> _Given records_:
** START **

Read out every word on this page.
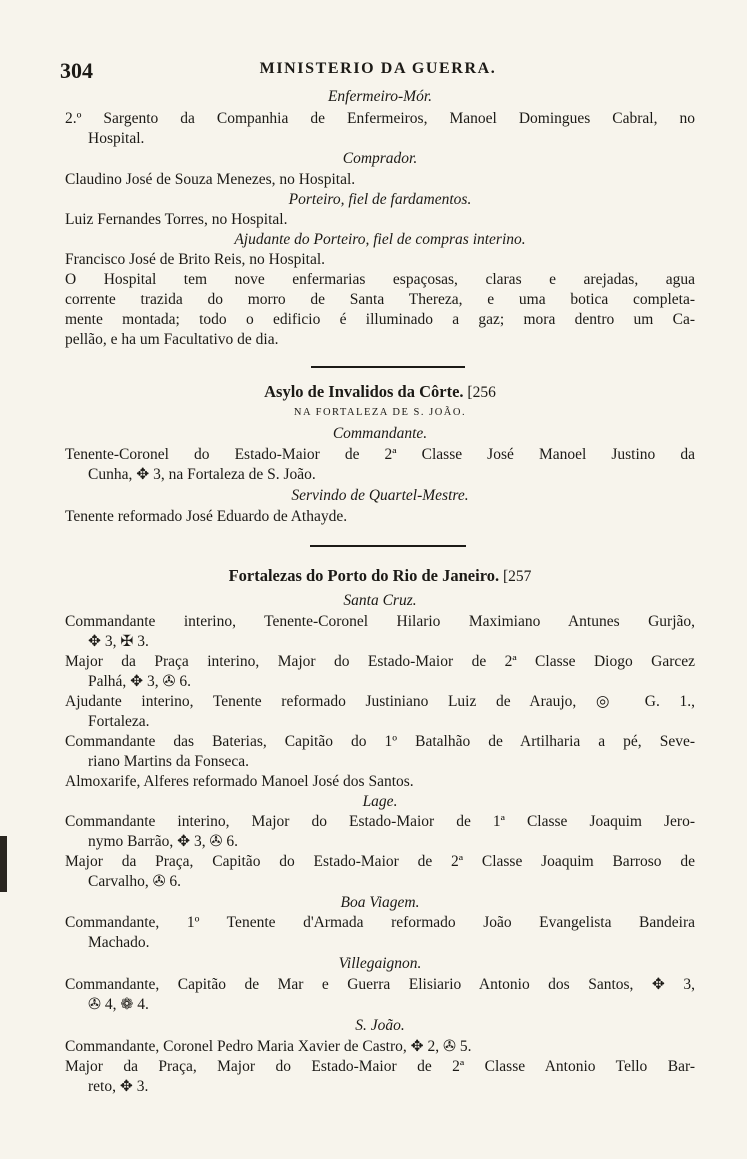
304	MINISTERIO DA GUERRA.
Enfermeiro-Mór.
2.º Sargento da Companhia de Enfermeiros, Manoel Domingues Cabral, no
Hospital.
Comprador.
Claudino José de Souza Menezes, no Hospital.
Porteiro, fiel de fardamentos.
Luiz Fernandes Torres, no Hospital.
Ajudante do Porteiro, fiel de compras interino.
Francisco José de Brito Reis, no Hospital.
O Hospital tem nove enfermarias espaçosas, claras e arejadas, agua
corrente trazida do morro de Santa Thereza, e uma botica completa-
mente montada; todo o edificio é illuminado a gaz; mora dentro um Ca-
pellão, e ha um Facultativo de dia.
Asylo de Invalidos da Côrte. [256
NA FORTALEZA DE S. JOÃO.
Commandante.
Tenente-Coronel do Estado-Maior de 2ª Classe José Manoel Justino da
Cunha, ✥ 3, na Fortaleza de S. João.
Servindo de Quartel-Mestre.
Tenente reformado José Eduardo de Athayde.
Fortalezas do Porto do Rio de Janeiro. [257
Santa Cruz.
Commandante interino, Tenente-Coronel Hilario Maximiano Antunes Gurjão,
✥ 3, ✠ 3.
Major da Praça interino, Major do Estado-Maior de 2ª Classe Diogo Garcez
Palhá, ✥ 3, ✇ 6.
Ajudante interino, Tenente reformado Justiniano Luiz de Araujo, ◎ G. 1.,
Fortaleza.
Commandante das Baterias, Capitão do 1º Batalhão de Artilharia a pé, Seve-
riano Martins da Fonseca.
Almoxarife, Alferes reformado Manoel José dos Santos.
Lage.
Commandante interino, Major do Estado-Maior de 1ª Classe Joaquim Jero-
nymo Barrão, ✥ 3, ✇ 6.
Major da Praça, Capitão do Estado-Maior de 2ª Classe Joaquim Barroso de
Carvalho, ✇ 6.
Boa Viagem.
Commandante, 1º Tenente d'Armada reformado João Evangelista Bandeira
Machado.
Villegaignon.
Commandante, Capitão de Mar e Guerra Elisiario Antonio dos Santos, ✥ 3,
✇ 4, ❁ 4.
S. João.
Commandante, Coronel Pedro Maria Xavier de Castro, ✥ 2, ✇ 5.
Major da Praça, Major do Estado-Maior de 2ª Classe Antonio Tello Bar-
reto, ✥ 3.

** END **

> _Task goal_: In the records above, how many lines include "Santa"? Give that number and nothing more.

> _Right answer_: 2